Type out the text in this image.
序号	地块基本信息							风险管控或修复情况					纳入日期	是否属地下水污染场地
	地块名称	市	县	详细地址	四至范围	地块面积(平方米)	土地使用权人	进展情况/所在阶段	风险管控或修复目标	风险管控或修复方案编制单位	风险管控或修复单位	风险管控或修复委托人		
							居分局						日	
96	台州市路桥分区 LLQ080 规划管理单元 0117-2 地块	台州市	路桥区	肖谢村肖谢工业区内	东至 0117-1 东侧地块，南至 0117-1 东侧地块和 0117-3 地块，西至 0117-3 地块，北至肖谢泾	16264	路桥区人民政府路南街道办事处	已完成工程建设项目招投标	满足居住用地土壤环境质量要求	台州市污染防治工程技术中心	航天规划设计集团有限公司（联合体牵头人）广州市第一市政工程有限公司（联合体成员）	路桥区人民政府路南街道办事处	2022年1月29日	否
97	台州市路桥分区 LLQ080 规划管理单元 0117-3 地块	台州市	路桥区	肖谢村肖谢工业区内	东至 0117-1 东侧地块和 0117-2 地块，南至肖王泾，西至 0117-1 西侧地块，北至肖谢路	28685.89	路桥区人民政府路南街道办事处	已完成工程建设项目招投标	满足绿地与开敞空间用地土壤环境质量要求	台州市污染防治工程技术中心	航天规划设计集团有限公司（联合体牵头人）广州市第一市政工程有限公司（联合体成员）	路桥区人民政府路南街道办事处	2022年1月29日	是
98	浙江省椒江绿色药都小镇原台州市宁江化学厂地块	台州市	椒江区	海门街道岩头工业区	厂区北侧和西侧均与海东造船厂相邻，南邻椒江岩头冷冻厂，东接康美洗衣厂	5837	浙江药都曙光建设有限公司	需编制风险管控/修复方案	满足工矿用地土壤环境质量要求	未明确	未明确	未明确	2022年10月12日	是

---

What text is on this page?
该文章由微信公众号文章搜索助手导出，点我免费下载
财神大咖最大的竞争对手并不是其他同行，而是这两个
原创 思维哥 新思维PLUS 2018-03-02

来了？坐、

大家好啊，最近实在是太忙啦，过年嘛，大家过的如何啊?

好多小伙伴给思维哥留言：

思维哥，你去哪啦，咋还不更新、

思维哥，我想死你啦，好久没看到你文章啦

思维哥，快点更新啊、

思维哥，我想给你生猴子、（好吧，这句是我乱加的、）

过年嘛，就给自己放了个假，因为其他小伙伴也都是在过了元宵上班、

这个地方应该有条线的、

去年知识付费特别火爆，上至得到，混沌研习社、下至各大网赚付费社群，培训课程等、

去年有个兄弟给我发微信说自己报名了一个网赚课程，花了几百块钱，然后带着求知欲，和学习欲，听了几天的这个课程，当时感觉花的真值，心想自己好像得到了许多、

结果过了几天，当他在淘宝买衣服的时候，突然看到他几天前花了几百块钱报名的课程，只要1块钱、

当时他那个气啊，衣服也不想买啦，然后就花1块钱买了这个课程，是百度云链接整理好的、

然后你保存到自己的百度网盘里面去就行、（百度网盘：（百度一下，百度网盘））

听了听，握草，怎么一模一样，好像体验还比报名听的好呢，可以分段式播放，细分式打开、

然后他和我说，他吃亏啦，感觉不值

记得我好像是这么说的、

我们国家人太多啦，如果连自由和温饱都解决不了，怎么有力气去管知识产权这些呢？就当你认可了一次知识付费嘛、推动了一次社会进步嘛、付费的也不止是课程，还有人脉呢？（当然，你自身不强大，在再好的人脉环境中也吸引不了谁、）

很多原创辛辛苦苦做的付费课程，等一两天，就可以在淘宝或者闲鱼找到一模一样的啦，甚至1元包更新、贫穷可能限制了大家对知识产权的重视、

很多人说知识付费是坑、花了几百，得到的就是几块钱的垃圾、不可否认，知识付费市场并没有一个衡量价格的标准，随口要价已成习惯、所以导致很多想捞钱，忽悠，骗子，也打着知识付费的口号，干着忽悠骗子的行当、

--

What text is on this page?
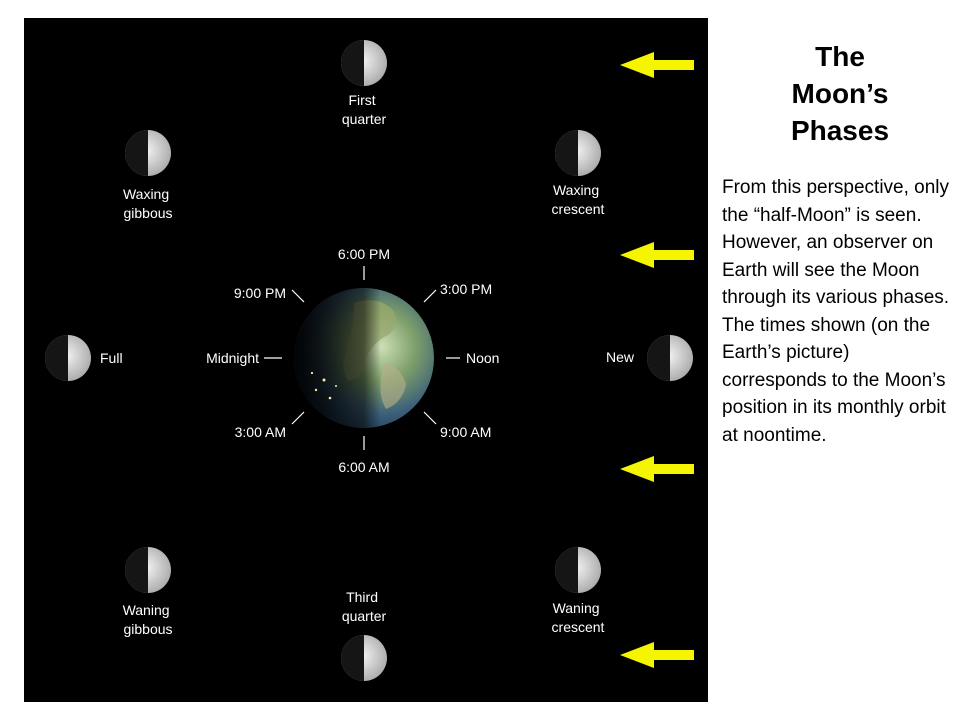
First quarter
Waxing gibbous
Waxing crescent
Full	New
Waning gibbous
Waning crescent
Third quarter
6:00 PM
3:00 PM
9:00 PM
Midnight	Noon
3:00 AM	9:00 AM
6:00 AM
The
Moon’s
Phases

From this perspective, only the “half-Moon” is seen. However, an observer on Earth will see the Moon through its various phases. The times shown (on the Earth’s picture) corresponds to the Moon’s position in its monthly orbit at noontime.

**SHORT EXERCISE**
From the listing above, return each line with the word "Moon".

**COMPLETE RESPONSE**
Moon’s
From this perspective, only the “half-Moon” is seen. However, an observer on Earth will see the Moon through its various phases. The times shown (on the Earth’s picture) corresponds to the Moon’s position in its monthly orbit at noontime.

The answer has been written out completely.